## TASK DESCRIPTION
Pick out each line with the word "ответов" from the material that follows.

## SUPPLIED ENTRIES
§
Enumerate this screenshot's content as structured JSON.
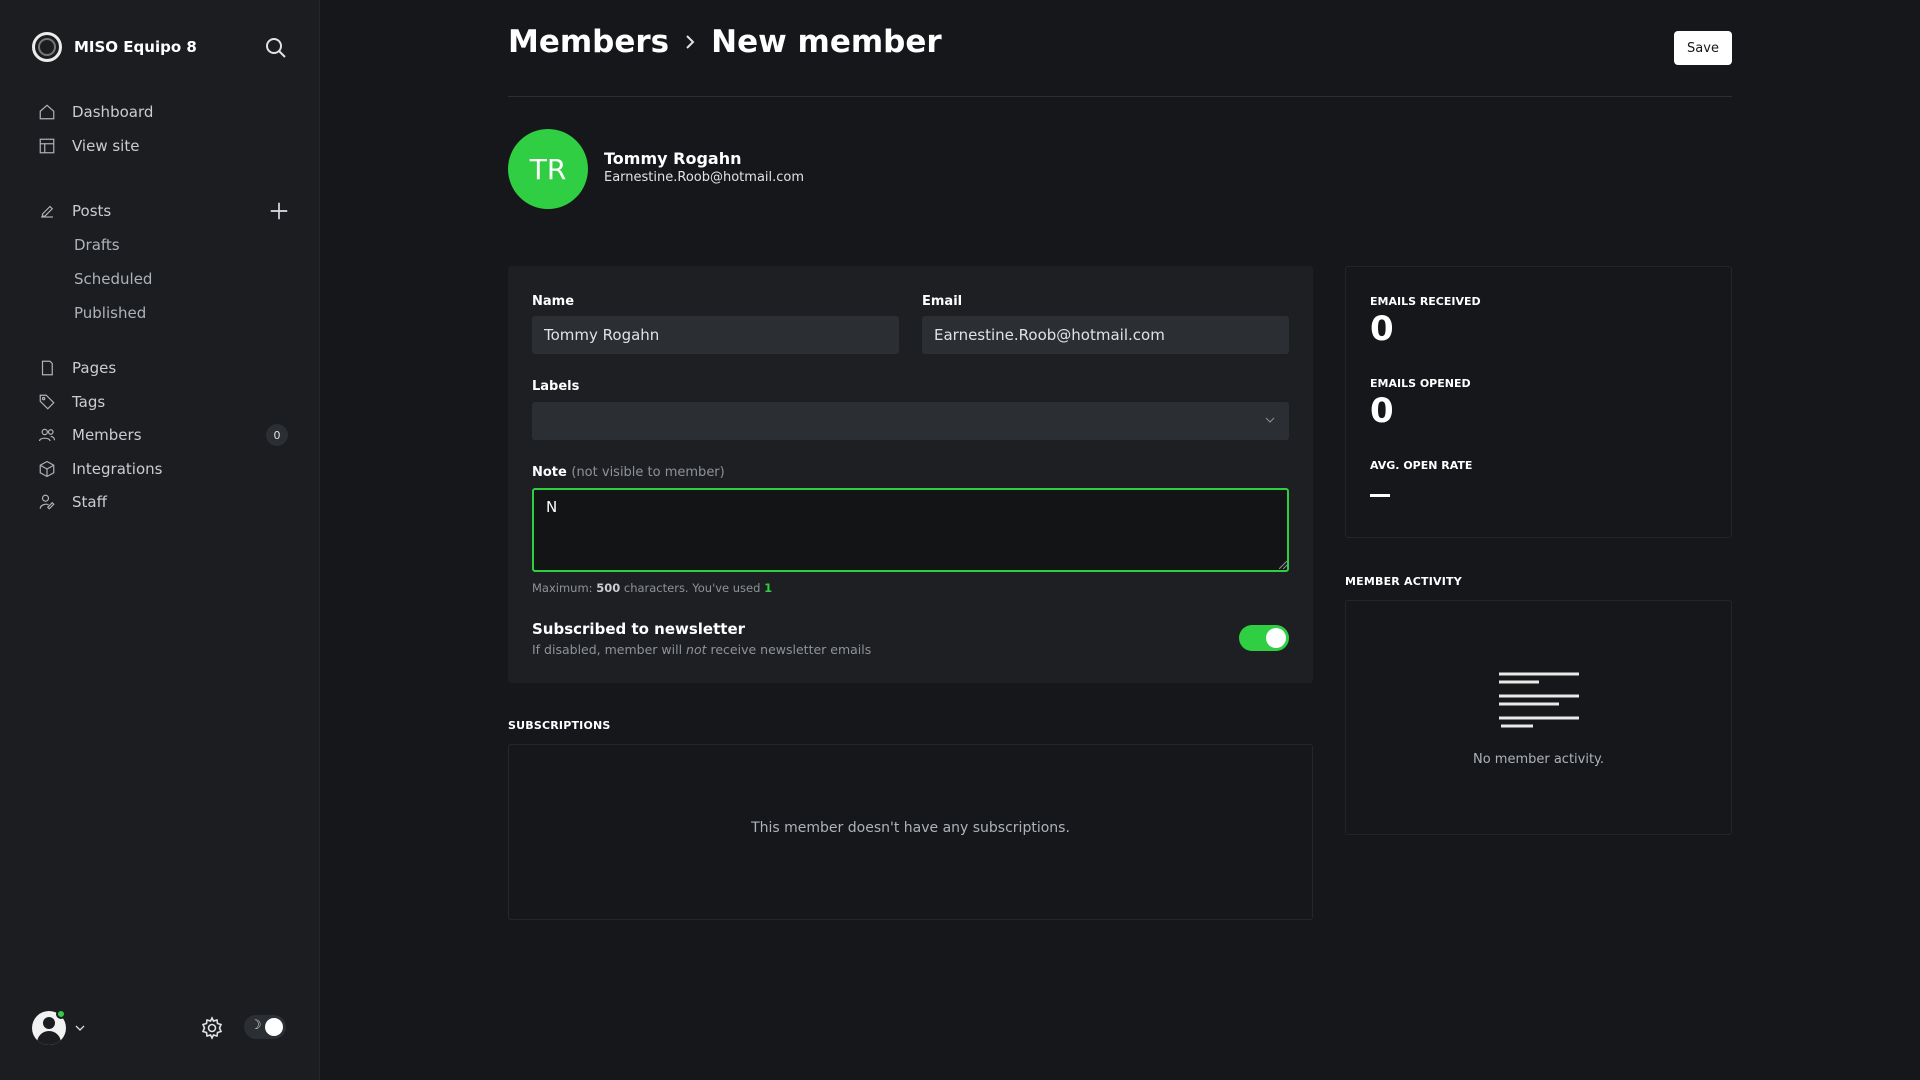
{
  "sidebar": {
    "site_name": "MISO Equipo 8",
    "items": {
      "dashboard": "Dashboard",
      "view_site": "View site",
      "posts": "Posts",
      "drafts": "Drafts",
      "scheduled": "Scheduled",
      "published": "Published",
      "pages": "Pages",
      "tags": "Tags",
      "members": "Members",
      "members_count": "0",
      "integrations": "Integrations",
      "staff": "Staff"
    }
  },
  "header": {
    "breadcrumb_parent": "Members",
    "breadcrumb_current": "New member",
    "save_label": "Save"
  },
  "member": {
    "initials": "TR",
    "name": "Tommy Rogahn",
    "email": "Earnestine.Roob@hotmail.com",
    "avatar_color": "#30cf43"
  },
  "form": {
    "name_label": "Name",
    "name_value": "Tommy Rogahn",
    "email_label": "Email",
    "email_value": "Earnestine.Roob@hotmail.com",
    "labels_label": "Labels",
    "labels_value": "",
    "note_label": "Note",
    "note_hint": "(not visible to member)",
    "note_value": "N",
    "counter_prefix": "Maximum:",
    "counter_max": "500",
    "counter_mid": "characters. You've used",
    "counter_used": "1",
    "newsletter_title": "Subscribed to newsletter",
    "newsletter_desc_pre": "If disabled, member will",
    "newsletter_desc_em": "not",
    "newsletter_desc_post": "receive newsletter emails",
    "newsletter_enabled": true
  },
  "subscriptions": {
    "heading": "SUBSCRIPTIONS",
    "empty": "This member doesn't have any subscriptions."
  },
  "stats": {
    "emails_received_label": "EMAILS RECEIVED",
    "emails_received": "0",
    "emails_opened_label": "EMAILS OPENED",
    "emails_opened": "0",
    "open_rate_label": "AVG. OPEN RATE"
  },
  "activity": {
    "heading": "MEMBER ACTIVITY",
    "empty": "No member activity."
  },
  "colors": {
    "accent": "#30cf43",
    "background": "#15171a",
    "sidebar": "#1b1d20"
  }
}
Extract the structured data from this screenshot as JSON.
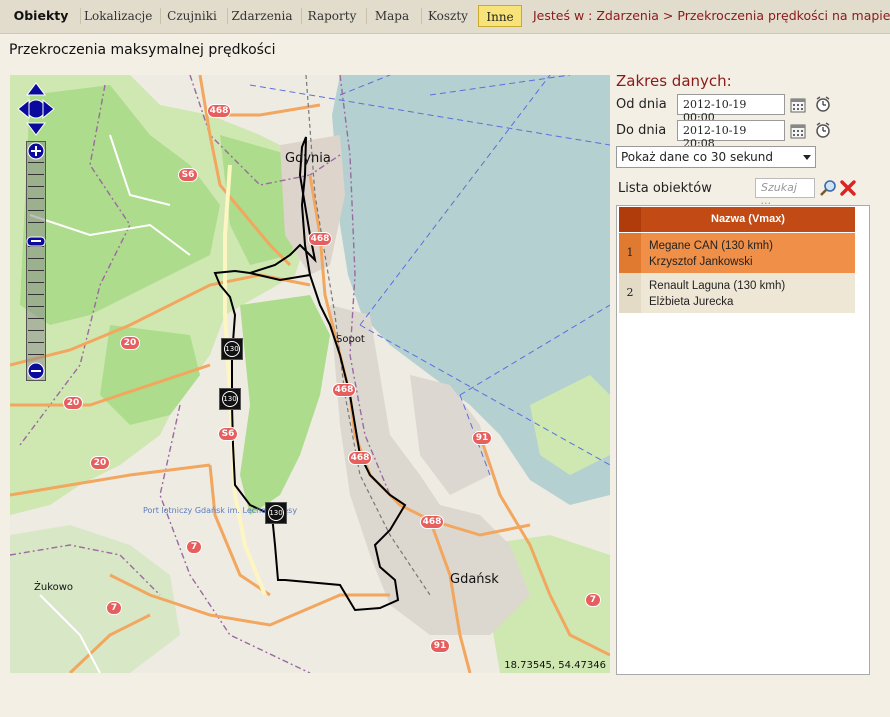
{
  "nav": {
    "tabs": [
      {
        "label": "Obiekty"
      },
      {
        "label": "Lokalizacje"
      },
      {
        "label": "Czujniki"
      },
      {
        "label": "Zdarzenia"
      },
      {
        "label": "Raporty"
      },
      {
        "label": "Mapa"
      },
      {
        "label": "Koszty"
      },
      {
        "label": "Inne"
      }
    ],
    "breadcrumb": "Jesteś w : Zdarzenia > Przekroczenia prędkości na mapie"
  },
  "page_title": "Przekroczenia maksymalnej prędkości",
  "map": {
    "places": {
      "gdynia": "Gdynia",
      "sopot": "Sopot",
      "gdansk": "Gdańsk",
      "zukowo": "Żukowo",
      "port": "Port lotniczy Gdańsk im. Lecha Wałęsy"
    },
    "road_labels": [
      "468",
      "S6",
      "468",
      "20",
      "20",
      "20",
      "S6",
      "468",
      "91",
      "468",
      "468",
      "7",
      "7",
      "7",
      "7",
      "91",
      "S6",
      "91"
    ],
    "markers": [
      "130",
      "130",
      "130"
    ],
    "coordinates": "18.73545, 54.47346"
  },
  "panel": {
    "range_title": "Zakres danych:",
    "from_label": "Od dnia",
    "from_value": "2012-10-19 00:00",
    "to_label": "Do dnia",
    "to_value": "2012-10-19 20:08",
    "interval_select": "Pokaż dane co 30 sekund",
    "list_label": "Lista obiektów",
    "search_placeholder": "Szukaj ...",
    "list_header": "Nazwa (Vmax)",
    "rows": [
      {
        "num": "1",
        "line1": "Megane CAN (130 kmh)",
        "line2": "Krzysztof Jankowski"
      },
      {
        "num": "2",
        "line1": "Renault Laguna (130 kmh)",
        "line2": "Elżbieta Jurecka"
      }
    ]
  },
  "colors": {
    "accent": "#8b1a1a",
    "active_tab": "#f8e37a",
    "list_header": "#c14a15",
    "selected_row": "#ef8f48",
    "sea": "#b5d0d0",
    "forest": "#addc8c",
    "route": "#000000"
  }
}
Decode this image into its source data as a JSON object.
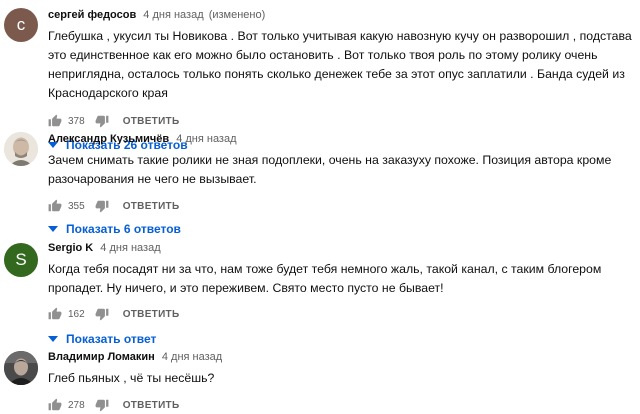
{
  "comments": [
    {
      "author": "сергей федосов",
      "time": "4 дня назад",
      "edited": "(изменено)",
      "avatar_letter": "с",
      "avatar_color": "#7b5a4d",
      "text": "Глебушка , укусил ты Новикова . Вот только учитывая какую навозную кучу он разворошил , подстава это единственное как его можно было остановить . Вот только твоя роль по этому ролику очень неприглядна, осталось только понять сколько денежек тебе за этот опус заплатили . Банда судей из Краснодарского края",
      "likes": "378",
      "reply_label": "ОТВЕТИТЬ",
      "replies_label": "Показать 26 ответов"
    },
    {
      "author": "Александр Кузьмичёв",
      "time": "4 дня назад",
      "avatar_icon": "person-photo-icon",
      "text": "Зачем снимать такие ролики не зная подоплеки, очень на заказуху похоже. Позиция автора кроме разочарования не чего не вызывает.",
      "likes": "355",
      "reply_label": "ОТВЕТИТЬ",
      "replies_label": "Показать 6 ответов"
    },
    {
      "author": "Sergio K",
      "time": "4 дня назад",
      "avatar_letter": "S",
      "avatar_color": "#33691e",
      "text": "Когда тебя посадят ни за что, нам тоже  будет тебя немного жаль, такой канал, с таким блогером пропадет. Ну ничего, и это переживем. Свято место пусто не бывает!",
      "likes": "162",
      "reply_label": "ОТВЕТИТЬ",
      "replies_label": "Показать ответ"
    },
    {
      "author": "Владимир Ломакин",
      "time": "4 дня назад",
      "avatar_icon": "person-photo-icon",
      "text": "Глеб пьяных , чё ты несёшь?",
      "likes": "278",
      "reply_label": "ОТВЕТИТЬ"
    }
  ],
  "colors": {
    "link_blue": "#065fd4",
    "secondary_text": "#606060"
  }
}
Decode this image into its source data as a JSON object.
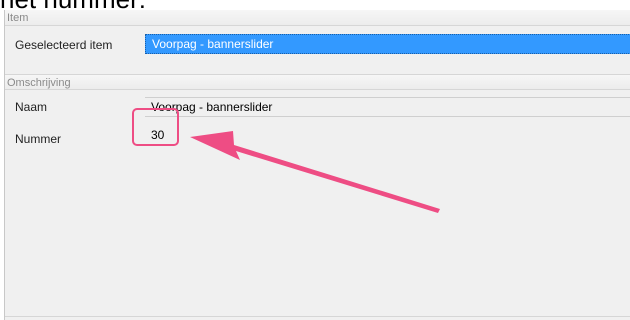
{
  "top_heading": "het nummer:",
  "sections": {
    "item": {
      "header": "Item",
      "selected_label": "Geselecteerd item",
      "selected_value": "Voorpag - bannerslider"
    },
    "omschrijving": {
      "header": "Omschrijving",
      "naam_label": "Naam",
      "naam_value": "Voorpag - bannerslider",
      "nummer_label": "Nummer",
      "nummer_value": "30"
    }
  },
  "annotation": {
    "highlight_color": "#ee4d84",
    "arrow_color": "#ee4d84"
  }
}
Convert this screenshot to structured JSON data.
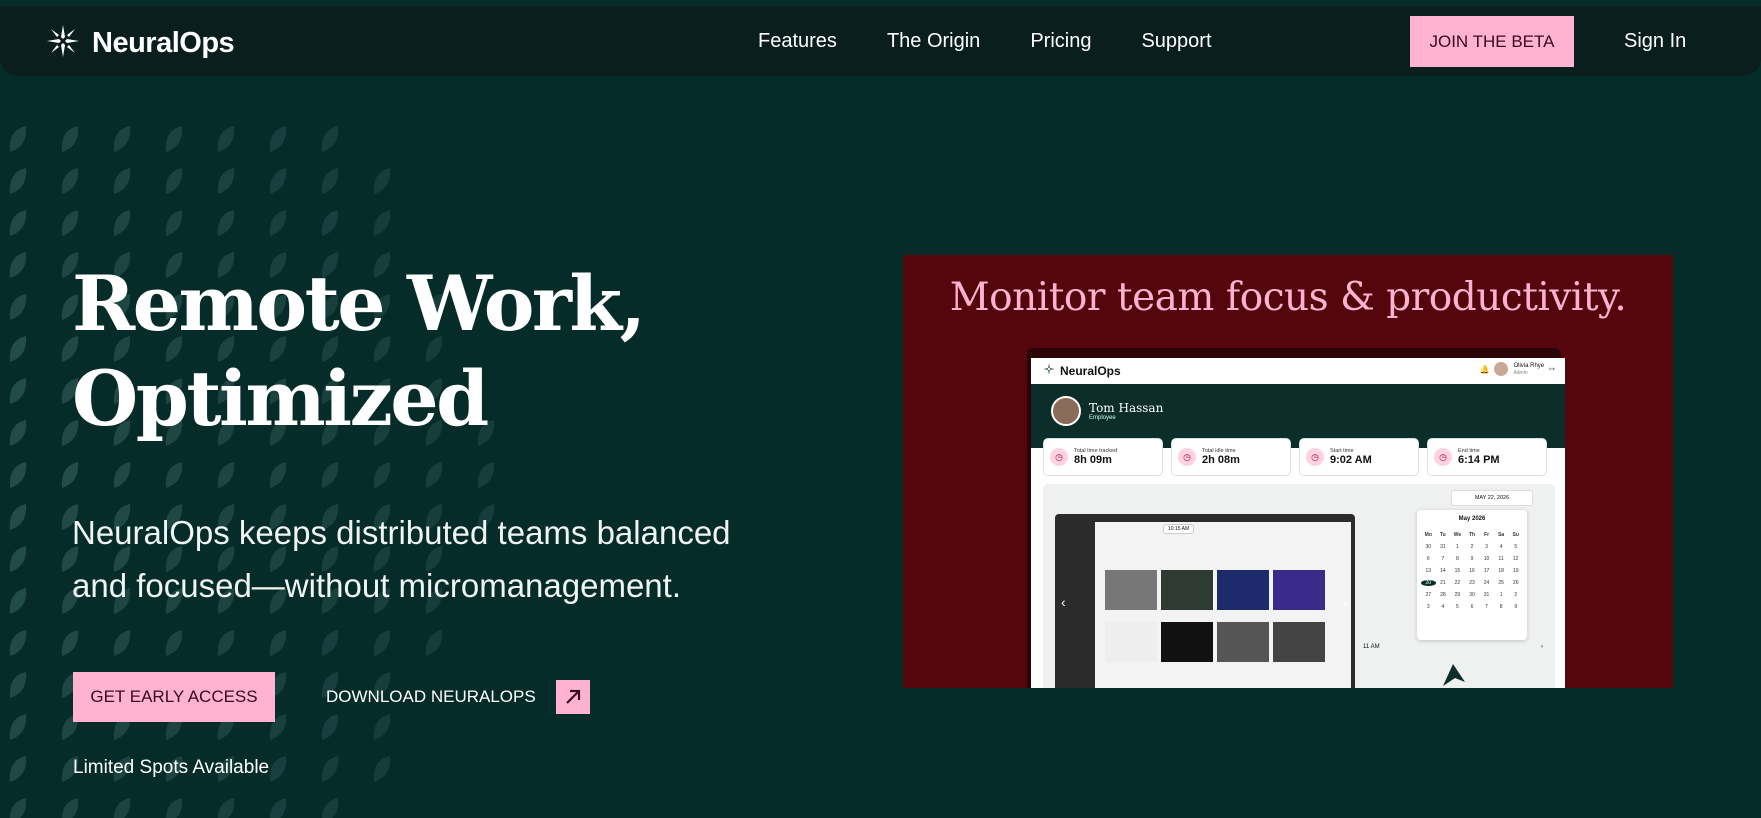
{
  "brand": {
    "name": "NeuralOps",
    "accent": "#ffb3d1",
    "background": "#062c2a",
    "nav_background": "#0a1e1d",
    "promo_background": "#55060c"
  },
  "nav": {
    "links": [
      "Features",
      "The Origin",
      "Pricing",
      "Support"
    ],
    "cta": "JOIN THE BETA",
    "signin": "Sign In"
  },
  "hero": {
    "title_line1": "Remote Work,",
    "title_line2": "Optimized",
    "subtitle_line1": "NeuralOps keeps distributed teams balanced",
    "subtitle_line2": "and focused—without micromanagement.",
    "primary_cta": "GET EARLY ACCESS",
    "secondary_cta": "DOWNLOAD NEURALOPS",
    "note": "Limited Spots Available"
  },
  "promo": {
    "title": "Monitor team focus & productivity.",
    "app": {
      "logo": "NeuralOps",
      "user_name": "Olivia Rhye",
      "user_role": "Admin",
      "employee_name": "Tom Hassan",
      "employee_role": "Employee",
      "stats": [
        {
          "label": "Total time tracked",
          "value": "8h 09m"
        },
        {
          "label": "Total idle time",
          "value": "2h 08m"
        },
        {
          "label": "Start time",
          "value": "9:02 AM"
        },
        {
          "label": "End time",
          "value": "6:14 PM"
        }
      ],
      "screenshot_time": "10:15 AM",
      "date": "MAY 22, 2026",
      "calendar": {
        "month": "May 2026",
        "weekdays": [
          "Mo",
          "Tu",
          "We",
          "Th",
          "Fr",
          "Sa",
          "Su"
        ],
        "days": [
          "30",
          "31",
          "1",
          "2",
          "3",
          "4",
          "5",
          "6",
          "7",
          "8",
          "9",
          "10",
          "11",
          "12",
          "13",
          "14",
          "15",
          "16",
          "17",
          "18",
          "19",
          "20",
          "21",
          "22",
          "23",
          "24",
          "25",
          "26",
          "27",
          "28",
          "29",
          "30",
          "31",
          "1",
          "2",
          "3",
          "4",
          "5",
          "6",
          "7",
          "8",
          "9"
        ],
        "selected": "20"
      },
      "time_slot": "11 AM"
    }
  }
}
§
## COMPLETE OUTPUT
      "replies_label": "Показать 26 ответов"
      "replies_label": "Показать 6 ответов"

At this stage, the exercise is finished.